* Begin *

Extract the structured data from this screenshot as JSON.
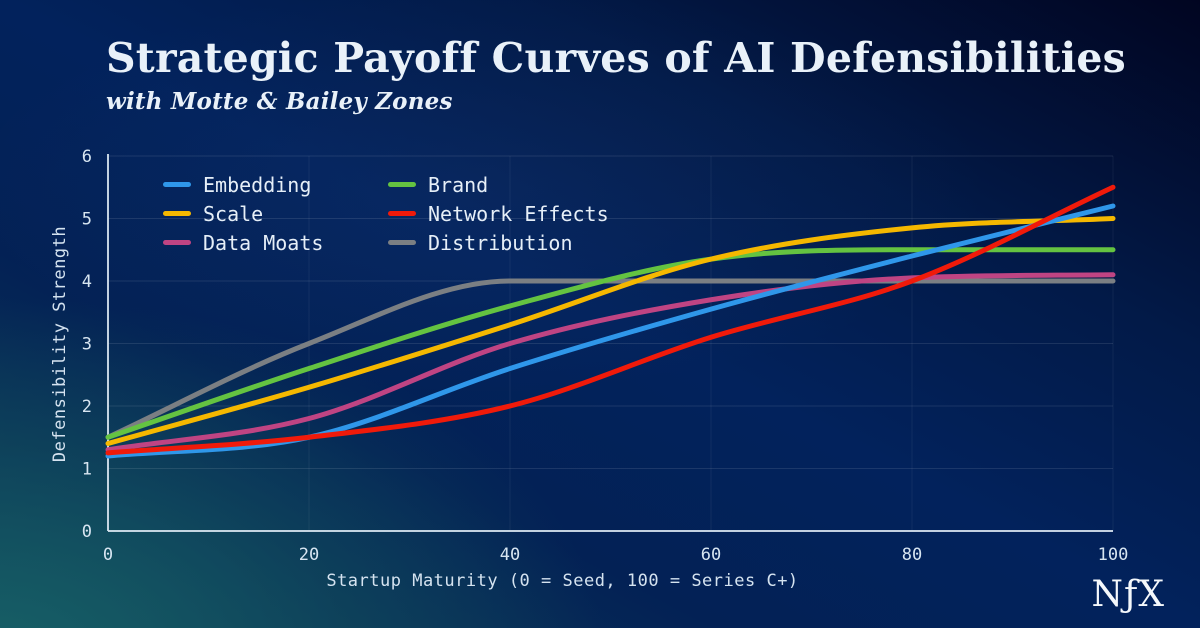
{
  "page": {
    "title": "Strategic Payoff Curves of AI Defensibilities",
    "subtitle": "with Motte & Bailey Zones",
    "logo_text": "NƒX"
  },
  "colors": {
    "background_teal": "#155a63",
    "background_navy": "#03215a",
    "background_dark": "#010521",
    "text_primary": "#e9f1f9",
    "text_chart": "#d5e3f0",
    "axis_line": "#d8e5f0",
    "gridline": "rgba(255,255,255,0.10)"
  },
  "chart_data": {
    "type": "line",
    "title": "Strategic Payoff Curves of AI Defensibilities",
    "subtitle": "with Motte & Bailey Zones",
    "xlabel": "Startup Maturity (0 = Seed, 100 = Series C+)",
    "ylabel": "Defensibility Strength",
    "xlim": [
      0,
      100
    ],
    "ylim": [
      0,
      6
    ],
    "x_ticks": [
      0,
      20,
      40,
      60,
      80,
      100
    ],
    "y_ticks": [
      0,
      1,
      2,
      3,
      4,
      5,
      6
    ],
    "grid": true,
    "legend_position": "inside top-left, two columns",
    "x": [
      0,
      20,
      40,
      60,
      80,
      100
    ],
    "series": [
      {
        "name": "Embedding",
        "color": "#2f97ea",
        "values": [
          1.2,
          1.5,
          2.6,
          3.55,
          4.4,
          5.2
        ]
      },
      {
        "name": "Scale",
        "color": "#f5b800",
        "values": [
          1.4,
          2.3,
          3.3,
          4.35,
          4.85,
          5.0
        ]
      },
      {
        "name": "Data Moats",
        "color": "#bf4483",
        "values": [
          1.3,
          1.8,
          3.0,
          3.7,
          4.05,
          4.1
        ]
      },
      {
        "name": "Brand",
        "color": "#64c341",
        "values": [
          1.5,
          2.6,
          3.6,
          4.35,
          4.5,
          4.5
        ]
      },
      {
        "name": "Network Effects",
        "color": "#f01a0a",
        "values": [
          1.25,
          1.5,
          2.0,
          3.1,
          4.0,
          5.5
        ]
      },
      {
        "name": "Distribution",
        "color": "#7b7f83",
        "values": [
          1.5,
          3.0,
          4.0,
          4.0,
          4.0,
          4.0
        ]
      }
    ],
    "draw_order": [
      5,
      2,
      3,
      1,
      0,
      4
    ],
    "line_width": 5
  }
}
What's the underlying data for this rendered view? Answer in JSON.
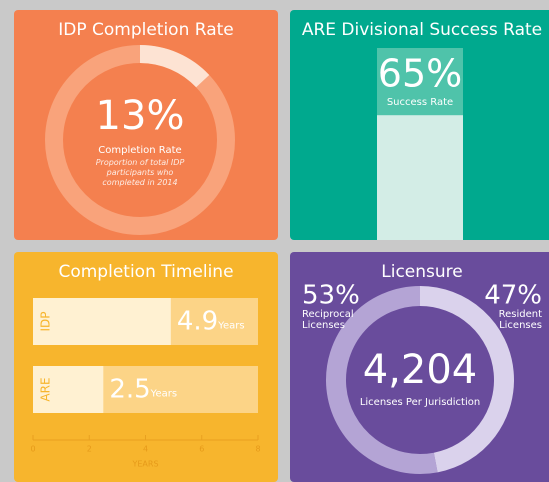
{
  "chart_data": [
    {
      "type": "donut",
      "title": "IDP Completion Rate",
      "values": [
        13
      ],
      "value_labels": [
        "13%"
      ],
      "label": "Completion Rate",
      "note": "Proportion of total IDP participants who completed in 2014",
      "color": "#fde3d3",
      "track_color": "#f9a37b",
      "background": "#f4804f"
    },
    {
      "type": "column",
      "title": "ARE Divisional Success Rate",
      "values": [
        65
      ],
      "value_labels": [
        "65%"
      ],
      "label": "Success Rate",
      "ylim": [
        0,
        100
      ],
      "color": "#d3ede6",
      "track_color": "#4fc3aa",
      "background": "#00a98e"
    },
    {
      "type": "hbar",
      "title": "Completion Timeline",
      "categories": [
        "IDP",
        "ARE"
      ],
      "values": [
        4.9,
        2.5
      ],
      "unit": "Years",
      "xlim": [
        0,
        8
      ],
      "xticks": [
        0,
        2,
        4,
        6,
        8
      ],
      "xlabel": "YEARS",
      "color": "#fff1d2",
      "track_color": "#fcd487",
      "background": "#f7b52d"
    },
    {
      "type": "pie",
      "title": "Licensure",
      "categories": [
        "Reciprocal Licenses",
        "Resident Licenses"
      ],
      "values": [
        53,
        47
      ],
      "value_labels": [
        "53%",
        "47%"
      ],
      "total": {
        "value": 4204,
        "label": "4,204"
      },
      "total_label": "Licenses Per Jurisdiction",
      "colors": [
        "#b4a4d5",
        "#dad2ec"
      ],
      "background": "#694c9c"
    }
  ]
}
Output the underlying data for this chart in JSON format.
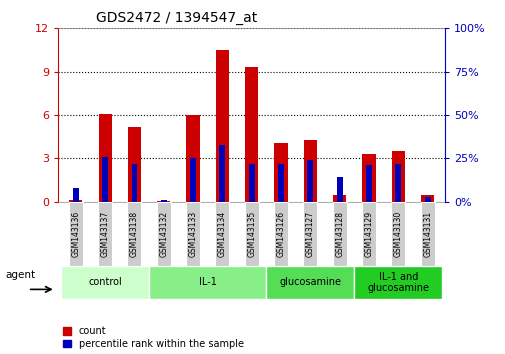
{
  "title": "GDS2472 / 1394547_at",
  "categories": [
    "GSM143136",
    "GSM143137",
    "GSM143138",
    "GSM143132",
    "GSM143133",
    "GSM143134",
    "GSM143135",
    "GSM143126",
    "GSM143127",
    "GSM143128",
    "GSM143129",
    "GSM143130",
    "GSM143131"
  ],
  "count_values": [
    0.15,
    6.1,
    5.2,
    0.05,
    6.0,
    10.5,
    9.3,
    4.1,
    4.3,
    0.5,
    3.3,
    3.5,
    0.5
  ],
  "percentile_values": [
    8,
    26,
    22,
    1,
    25,
    33,
    22,
    22,
    24,
    14,
    21,
    22,
    3
  ],
  "left_ylim": [
    0,
    12
  ],
  "right_ylim": [
    0,
    100
  ],
  "left_yticks": [
    0,
    3,
    6,
    9,
    12
  ],
  "right_yticks": [
    0,
    25,
    50,
    75,
    100
  ],
  "bar_color": "#cc0000",
  "percentile_color": "#0000bb",
  "bar_width": 0.45,
  "blue_bar_width": 0.2,
  "groups": [
    {
      "label": "control",
      "indices": [
        0,
        1,
        2
      ],
      "color": "#ccffcc"
    },
    {
      "label": "IL-1",
      "indices": [
        3,
        4,
        5,
        6
      ],
      "color": "#88ee88"
    },
    {
      "label": "glucosamine",
      "indices": [
        7,
        8,
        9
      ],
      "color": "#55dd55"
    },
    {
      "label": "IL-1 and\nglucosamine",
      "indices": [
        10,
        11,
        12
      ],
      "color": "#22cc22"
    }
  ],
  "agent_label": "agent",
  "legend_count_label": "count",
  "legend_percentile_label": "percentile rank within the sample",
  "tick_label_bg": "#cccccc",
  "left_axis_color": "#cc0000",
  "right_axis_color": "#0000bb",
  "title_fontsize": 10,
  "label_fontsize": 7,
  "legend_fontsize": 7
}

* End *

Repeat all of the data above word for word, minus the pictures.

FINAL ANSWER:
Extract the structured data from this screenshot as JSON.
{
  "page": {
    "title": "Strategic Payoff Curves of AI Defensibilities",
    "subtitle": "with Motte & Bailey Zones",
    "logo_text": "NƒX"
  },
  "colors": {
    "background_teal": "#155a63",
    "background_navy": "#03215a",
    "background_dark": "#010521",
    "text_primary": "#e9f1f9",
    "text_chart": "#d5e3f0",
    "axis_line": "#d8e5f0",
    "gridline": "rgba(255,255,255,0.10)"
  },
  "chart_data": {
    "type": "line",
    "title": "Strategic Payoff Curves of AI Defensibilities",
    "subtitle": "with Motte & Bailey Zones",
    "xlabel": "Startup Maturity (0 = Seed, 100 = Series C+)",
    "ylabel": "Defensibility Strength",
    "xlim": [
      0,
      100
    ],
    "ylim": [
      0,
      6
    ],
    "x_ticks": [
      0,
      20,
      40,
      60,
      80,
      100
    ],
    "y_ticks": [
      0,
      1,
      2,
      3,
      4,
      5,
      6
    ],
    "grid": true,
    "legend_position": "inside top-left, two columns",
    "x": [
      0,
      20,
      40,
      60,
      80,
      100
    ],
    "series": [
      {
        "name": "Embedding",
        "color": "#2f97ea",
        "values": [
          1.2,
          1.5,
          2.6,
          3.55,
          4.4,
          5.2
        ]
      },
      {
        "name": "Scale",
        "color": "#f5b800",
        "values": [
          1.4,
          2.3,
          3.3,
          4.35,
          4.85,
          5.0
        ]
      },
      {
        "name": "Data Moats",
        "color": "#bf4483",
        "values": [
          1.3,
          1.8,
          3.0,
          3.7,
          4.05,
          4.1
        ]
      },
      {
        "name": "Brand",
        "color": "#64c341",
        "values": [
          1.5,
          2.6,
          3.6,
          4.35,
          4.5,
          4.5
        ]
      },
      {
        "name": "Network Effects",
        "color": "#f01a0a",
        "values": [
          1.25,
          1.5,
          2.0,
          3.1,
          4.0,
          5.5
        ]
      },
      {
        "name": "Distribution",
        "color": "#7b7f83",
        "values": [
          1.5,
          3.0,
          4.0,
          4.0,
          4.0,
          4.0
        ]
      }
    ],
    "draw_order": [
      5,
      2,
      3,
      1,
      0,
      4
    ],
    "line_width": 5
  }
}
What's the underlying data for this rendered view? Answer in JSON.
{
  "chart_data": [
    {
      "type": "donut",
      "title": "IDP Completion Rate",
      "values": [
        13
      ],
      "value_labels": [
        "13%"
      ],
      "label": "Completion Rate",
      "note": "Proportion of total IDP participants who completed in 2014",
      "color": "#fde3d3",
      "track_color": "#f9a37b",
      "background": "#f4804f"
    },
    {
      "type": "column",
      "title": "ARE Divisional Success Rate",
      "values": [
        65
      ],
      "value_labels": [
        "65%"
      ],
      "label": "Success Rate",
      "ylim": [
        0,
        100
      ],
      "color": "#d3ede6",
      "track_color": "#4fc3aa",
      "background": "#00a98e"
    },
    {
      "type": "hbar",
      "title": "Completion Timeline",
      "categories": [
        "IDP",
        "ARE"
      ],
      "values": [
        4.9,
        2.5
      ],
      "unit": "Years",
      "xlim": [
        0,
        8
      ],
      "xticks": [
        0,
        2,
        4,
        6,
        8
      ],
      "xlabel": "YEARS",
      "color": "#fff1d2",
      "track_color": "#fcd487",
      "background": "#f7b52d"
    },
    {
      "type": "pie",
      "title": "Licensure",
      "categories": [
        "Reciprocal Licenses",
        "Resident Licenses"
      ],
      "values": [
        53,
        47
      ],
      "value_labels": [
        "53%",
        "47%"
      ],
      "total": {
        "value": 4204,
        "label": "4,204"
      },
      "total_label": "Licenses Per Jurisdiction",
      "colors": [
        "#b4a4d5",
        "#dad2ec"
      ],
      "background": "#694c9c"
    }
  ]
}
Output the underlying data for this chart in JSON format.
{
  "title": "GDS2472 / 1394547_at",
  "categories": [
    "GSM143136",
    "GSM143137",
    "GSM143138",
    "GSM143132",
    "GSM143133",
    "GSM143134",
    "GSM143135",
    "GSM143126",
    "GSM143127",
    "GSM143128",
    "GSM143129",
    "GSM143130",
    "GSM143131"
  ],
  "count_values": [
    0.15,
    6.1,
    5.2,
    0.05,
    6.0,
    10.5,
    9.3,
    4.1,
    4.3,
    0.5,
    3.3,
    3.5,
    0.5
  ],
  "percentile_values": [
    8,
    26,
    22,
    1,
    25,
    33,
    22,
    22,
    24,
    14,
    21,
    22,
    3
  ],
  "left_ylim": [
    0,
    12
  ],
  "right_ylim": [
    0,
    100
  ],
  "left_yticks": [
    0,
    3,
    6,
    9,
    12
  ],
  "right_yticks": [
    0,
    25,
    50,
    75,
    100
  ],
  "bar_color": "#cc0000",
  "percentile_color": "#0000bb",
  "bar_width": 0.45,
  "blue_bar_width": 0.2,
  "groups": [
    {
      "label": "control",
      "indices": [
        0,
        1,
        2
      ],
      "color": "#ccffcc"
    },
    {
      "label": "IL-1",
      "indices": [
        3,
        4,
        5,
        6
      ],
      "color": "#88ee88"
    },
    {
      "label": "glucosamine",
      "indices": [
        7,
        8,
        9
      ],
      "color": "#55dd55"
    },
    {
      "label": "IL-1 and\nglucosamine",
      "indices": [
        10,
        11,
        12
      ],
      "color": "#22cc22"
    }
  ],
  "agent_label": "agent",
  "legend_count_label": "count",
  "legend_percentile_label": "percentile rank within the sample",
  "tick_label_bg": "#cccccc",
  "left_axis_color": "#cc0000",
  "right_axis_color": "#0000bb",
  "title_fontsize": 10,
  "label_fontsize": 7,
  "legend_fontsize": 7
}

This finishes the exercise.